■ **OBJECTIVE**: Select the lines of the records containing the word "Hellenic" and list them.

THE INPUT start

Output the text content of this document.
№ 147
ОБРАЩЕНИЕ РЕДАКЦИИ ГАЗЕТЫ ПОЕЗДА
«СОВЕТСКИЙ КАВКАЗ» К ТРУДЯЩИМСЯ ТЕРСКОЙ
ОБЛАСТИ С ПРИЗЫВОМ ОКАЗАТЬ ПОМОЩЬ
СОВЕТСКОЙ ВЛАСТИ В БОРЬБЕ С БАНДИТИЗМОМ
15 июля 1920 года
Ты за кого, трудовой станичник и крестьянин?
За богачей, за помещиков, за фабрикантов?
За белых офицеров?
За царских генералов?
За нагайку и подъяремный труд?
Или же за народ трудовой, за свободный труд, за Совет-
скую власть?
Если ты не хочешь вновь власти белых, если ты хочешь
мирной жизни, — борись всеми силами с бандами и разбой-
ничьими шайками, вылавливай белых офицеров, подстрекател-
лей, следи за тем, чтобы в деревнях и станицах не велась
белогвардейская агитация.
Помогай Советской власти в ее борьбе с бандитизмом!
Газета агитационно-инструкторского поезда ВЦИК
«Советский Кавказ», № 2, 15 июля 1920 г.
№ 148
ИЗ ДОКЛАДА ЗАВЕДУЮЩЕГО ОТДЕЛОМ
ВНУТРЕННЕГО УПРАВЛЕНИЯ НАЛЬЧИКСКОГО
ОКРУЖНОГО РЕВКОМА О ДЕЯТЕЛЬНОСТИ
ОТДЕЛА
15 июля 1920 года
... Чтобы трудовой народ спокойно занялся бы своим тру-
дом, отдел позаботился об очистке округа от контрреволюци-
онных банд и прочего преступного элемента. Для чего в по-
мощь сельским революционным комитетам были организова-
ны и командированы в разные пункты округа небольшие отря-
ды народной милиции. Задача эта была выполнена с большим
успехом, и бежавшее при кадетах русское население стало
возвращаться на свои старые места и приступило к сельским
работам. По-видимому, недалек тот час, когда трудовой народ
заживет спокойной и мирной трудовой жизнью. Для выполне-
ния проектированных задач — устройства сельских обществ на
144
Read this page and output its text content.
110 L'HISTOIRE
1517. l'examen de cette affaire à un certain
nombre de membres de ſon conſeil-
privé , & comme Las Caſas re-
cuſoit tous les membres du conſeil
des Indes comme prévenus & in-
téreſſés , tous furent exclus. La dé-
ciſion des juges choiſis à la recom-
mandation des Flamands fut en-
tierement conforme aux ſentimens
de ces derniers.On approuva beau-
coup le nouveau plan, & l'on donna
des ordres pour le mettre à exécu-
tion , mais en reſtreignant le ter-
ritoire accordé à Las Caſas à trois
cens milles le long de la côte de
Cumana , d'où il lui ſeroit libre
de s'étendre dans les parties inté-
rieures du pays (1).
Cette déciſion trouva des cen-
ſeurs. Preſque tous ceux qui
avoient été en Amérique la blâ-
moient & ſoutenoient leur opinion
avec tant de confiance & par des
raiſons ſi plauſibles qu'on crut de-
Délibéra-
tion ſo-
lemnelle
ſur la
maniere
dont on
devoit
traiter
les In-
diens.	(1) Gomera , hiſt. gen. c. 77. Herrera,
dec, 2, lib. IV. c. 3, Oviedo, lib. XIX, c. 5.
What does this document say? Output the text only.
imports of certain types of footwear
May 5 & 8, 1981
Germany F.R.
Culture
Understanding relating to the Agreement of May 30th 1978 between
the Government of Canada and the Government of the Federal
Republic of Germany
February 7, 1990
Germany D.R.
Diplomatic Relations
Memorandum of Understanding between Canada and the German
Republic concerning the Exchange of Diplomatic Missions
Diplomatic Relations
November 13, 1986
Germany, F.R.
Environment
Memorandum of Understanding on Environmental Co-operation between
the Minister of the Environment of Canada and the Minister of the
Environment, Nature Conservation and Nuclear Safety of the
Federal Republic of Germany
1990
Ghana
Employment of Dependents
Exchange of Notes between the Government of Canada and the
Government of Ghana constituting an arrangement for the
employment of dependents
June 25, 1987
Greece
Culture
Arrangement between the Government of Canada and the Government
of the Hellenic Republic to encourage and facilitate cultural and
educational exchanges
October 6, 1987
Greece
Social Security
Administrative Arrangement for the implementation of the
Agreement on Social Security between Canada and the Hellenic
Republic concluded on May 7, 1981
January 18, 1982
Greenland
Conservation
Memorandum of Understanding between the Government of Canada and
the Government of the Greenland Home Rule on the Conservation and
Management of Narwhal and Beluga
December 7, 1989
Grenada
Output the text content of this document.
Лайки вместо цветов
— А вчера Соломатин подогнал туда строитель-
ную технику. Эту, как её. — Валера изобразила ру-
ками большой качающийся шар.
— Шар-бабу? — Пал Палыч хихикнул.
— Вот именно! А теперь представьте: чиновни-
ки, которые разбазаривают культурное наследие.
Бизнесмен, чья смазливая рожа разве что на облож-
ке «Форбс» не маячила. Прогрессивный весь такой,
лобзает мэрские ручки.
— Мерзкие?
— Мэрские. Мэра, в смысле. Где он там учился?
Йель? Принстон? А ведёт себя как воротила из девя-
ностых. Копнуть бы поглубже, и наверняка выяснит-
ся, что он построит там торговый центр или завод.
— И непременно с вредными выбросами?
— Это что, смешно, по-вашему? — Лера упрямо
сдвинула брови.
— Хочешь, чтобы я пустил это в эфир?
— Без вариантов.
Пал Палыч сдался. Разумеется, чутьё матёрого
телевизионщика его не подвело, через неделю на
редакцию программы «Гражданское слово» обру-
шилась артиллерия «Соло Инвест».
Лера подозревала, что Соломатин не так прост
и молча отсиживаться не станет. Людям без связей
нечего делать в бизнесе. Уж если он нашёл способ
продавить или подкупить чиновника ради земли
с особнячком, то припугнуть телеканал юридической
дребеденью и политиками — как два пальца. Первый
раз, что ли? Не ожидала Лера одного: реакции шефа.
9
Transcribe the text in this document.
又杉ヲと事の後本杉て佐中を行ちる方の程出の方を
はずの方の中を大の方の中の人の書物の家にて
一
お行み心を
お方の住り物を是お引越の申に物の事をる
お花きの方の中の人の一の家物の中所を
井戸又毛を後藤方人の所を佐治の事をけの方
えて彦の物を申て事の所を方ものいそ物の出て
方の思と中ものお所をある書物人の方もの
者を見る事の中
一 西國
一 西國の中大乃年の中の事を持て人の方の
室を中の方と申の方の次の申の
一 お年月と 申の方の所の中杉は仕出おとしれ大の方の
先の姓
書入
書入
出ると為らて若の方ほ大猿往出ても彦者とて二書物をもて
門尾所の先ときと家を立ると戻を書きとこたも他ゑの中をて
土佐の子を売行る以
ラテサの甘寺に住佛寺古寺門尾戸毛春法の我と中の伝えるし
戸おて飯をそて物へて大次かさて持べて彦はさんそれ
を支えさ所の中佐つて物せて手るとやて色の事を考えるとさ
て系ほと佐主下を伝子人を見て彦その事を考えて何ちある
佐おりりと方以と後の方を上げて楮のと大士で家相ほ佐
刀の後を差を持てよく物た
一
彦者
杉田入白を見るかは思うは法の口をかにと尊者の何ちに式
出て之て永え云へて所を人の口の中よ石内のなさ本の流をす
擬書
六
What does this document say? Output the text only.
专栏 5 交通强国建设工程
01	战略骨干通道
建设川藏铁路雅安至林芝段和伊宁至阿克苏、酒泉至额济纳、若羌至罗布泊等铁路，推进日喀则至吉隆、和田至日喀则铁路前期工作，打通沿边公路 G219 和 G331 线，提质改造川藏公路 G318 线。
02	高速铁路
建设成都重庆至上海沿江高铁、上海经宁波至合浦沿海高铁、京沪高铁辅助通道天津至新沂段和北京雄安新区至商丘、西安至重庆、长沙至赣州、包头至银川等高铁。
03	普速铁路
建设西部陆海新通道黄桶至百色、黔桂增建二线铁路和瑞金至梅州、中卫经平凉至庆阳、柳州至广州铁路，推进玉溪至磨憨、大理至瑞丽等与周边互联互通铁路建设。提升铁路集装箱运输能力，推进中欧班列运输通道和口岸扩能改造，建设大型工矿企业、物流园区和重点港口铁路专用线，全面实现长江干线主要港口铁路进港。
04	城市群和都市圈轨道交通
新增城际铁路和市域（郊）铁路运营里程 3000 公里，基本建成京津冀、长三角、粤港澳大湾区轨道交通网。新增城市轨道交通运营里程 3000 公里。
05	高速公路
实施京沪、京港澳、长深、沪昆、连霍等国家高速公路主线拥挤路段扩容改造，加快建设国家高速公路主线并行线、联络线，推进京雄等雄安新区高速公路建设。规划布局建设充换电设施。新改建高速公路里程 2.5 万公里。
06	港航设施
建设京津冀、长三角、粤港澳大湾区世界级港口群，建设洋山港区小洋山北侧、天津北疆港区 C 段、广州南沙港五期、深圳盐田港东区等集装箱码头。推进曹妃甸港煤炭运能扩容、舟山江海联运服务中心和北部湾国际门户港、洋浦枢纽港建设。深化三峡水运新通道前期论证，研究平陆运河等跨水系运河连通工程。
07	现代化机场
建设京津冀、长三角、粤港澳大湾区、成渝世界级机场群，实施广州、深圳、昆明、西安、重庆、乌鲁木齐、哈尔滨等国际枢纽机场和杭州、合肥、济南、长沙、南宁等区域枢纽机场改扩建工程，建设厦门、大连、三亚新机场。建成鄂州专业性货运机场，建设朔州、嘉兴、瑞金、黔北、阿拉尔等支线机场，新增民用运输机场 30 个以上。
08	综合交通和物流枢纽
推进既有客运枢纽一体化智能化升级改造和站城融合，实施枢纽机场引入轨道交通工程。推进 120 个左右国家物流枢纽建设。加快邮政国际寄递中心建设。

THE INPUT end

■ **RESULT OF THE EXERCISE**:
of the Hellenic Republic to encourage and facilitate cultural and
Agreement on Social Security between Canada and the Hellenic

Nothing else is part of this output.